_What this task involves_.
Make a tally of the lines in the records that include the string "kabelů", and give only that number.

★ ★ ★ ★ ★ ★ ★

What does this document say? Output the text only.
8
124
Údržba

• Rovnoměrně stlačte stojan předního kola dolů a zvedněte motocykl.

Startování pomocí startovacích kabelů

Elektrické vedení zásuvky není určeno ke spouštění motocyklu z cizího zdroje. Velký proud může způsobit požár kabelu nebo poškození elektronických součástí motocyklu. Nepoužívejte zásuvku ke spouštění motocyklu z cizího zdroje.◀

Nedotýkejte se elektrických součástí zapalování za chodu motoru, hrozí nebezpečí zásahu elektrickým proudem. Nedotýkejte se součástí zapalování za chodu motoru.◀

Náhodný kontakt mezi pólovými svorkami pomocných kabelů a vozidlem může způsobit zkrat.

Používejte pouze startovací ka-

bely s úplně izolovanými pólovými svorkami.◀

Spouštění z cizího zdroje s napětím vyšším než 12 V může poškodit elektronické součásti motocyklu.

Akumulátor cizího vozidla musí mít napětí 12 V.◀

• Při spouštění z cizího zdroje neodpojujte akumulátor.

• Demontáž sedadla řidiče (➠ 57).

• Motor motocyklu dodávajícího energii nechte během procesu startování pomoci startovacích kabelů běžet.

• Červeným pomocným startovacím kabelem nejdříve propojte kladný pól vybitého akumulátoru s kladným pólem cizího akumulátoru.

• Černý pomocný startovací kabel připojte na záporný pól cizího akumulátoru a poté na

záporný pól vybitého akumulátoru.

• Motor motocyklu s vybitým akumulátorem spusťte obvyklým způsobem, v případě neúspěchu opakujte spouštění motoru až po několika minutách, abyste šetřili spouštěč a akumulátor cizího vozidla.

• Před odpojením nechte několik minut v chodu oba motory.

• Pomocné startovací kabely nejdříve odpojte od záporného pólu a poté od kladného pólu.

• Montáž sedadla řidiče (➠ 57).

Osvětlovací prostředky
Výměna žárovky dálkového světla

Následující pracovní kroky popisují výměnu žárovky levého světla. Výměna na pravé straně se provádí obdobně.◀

★ ★ ★ ★ ★ ★ ★

_Written reply_.
3